Stored items from a collection:
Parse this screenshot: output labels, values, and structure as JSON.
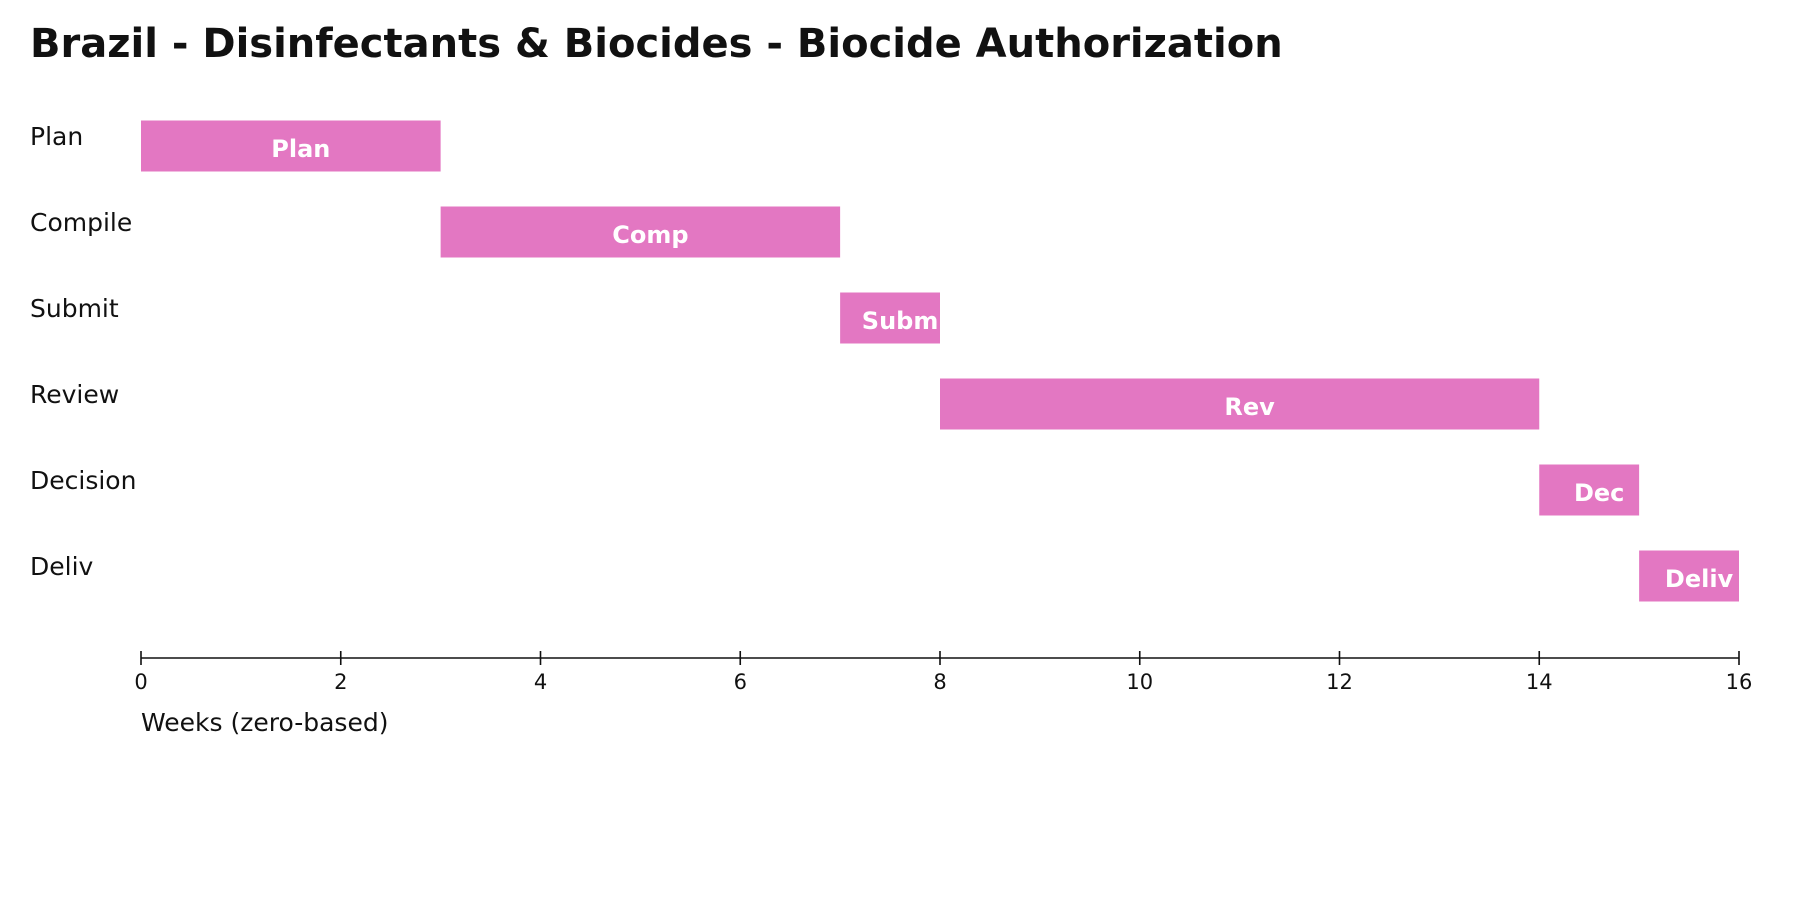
{
  "chart_data": {
    "type": "gantt",
    "title": "Brazil - Disinfectants & Biocides - Biocide Authorization",
    "categories": [
      "Plan",
      "Compile",
      "Submit",
      "Review",
      "Decision",
      "Deliv"
    ],
    "bar_labels": [
      "Plan",
      "Comp",
      "Subm",
      "Rev",
      "Dec",
      "Deliv"
    ],
    "start": [
      0,
      3,
      7,
      8,
      14,
      15
    ],
    "end": [
      3,
      7,
      8,
      14,
      15,
      16
    ],
    "color": "#e377c2",
    "xlabel": "Weeks (zero-based)",
    "xlim": [
      0,
      16
    ],
    "xticks": [
      0,
      2,
      4,
      6,
      8,
      10,
      12,
      14,
      16
    ]
  }
}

CHALLENGE: Each record should be quoted exactly, with the images omitted.

RESULT BELOW:
Parse this screenshot: output labels, values, and structure as JSON.
{
  "chart_data": {
    "type": "gantt",
    "title": "Brazil - Disinfectants & Biocides - Biocide Authorization",
    "categories": [
      "Plan",
      "Compile",
      "Submit",
      "Review",
      "Decision",
      "Deliv"
    ],
    "bar_labels": [
      "Plan",
      "Comp",
      "Subm",
      "Rev",
      "Dec",
      "Deliv"
    ],
    "start": [
      0,
      3,
      7,
      8,
      14,
      15
    ],
    "end": [
      3,
      7,
      8,
      14,
      15,
      16
    ],
    "color": "#e377c2",
    "xlabel": "Weeks (zero-based)",
    "xlim": [
      0,
      16
    ],
    "xticks": [
      0,
      2,
      4,
      6,
      8,
      10,
      12,
      14,
      16
    ]
  }
}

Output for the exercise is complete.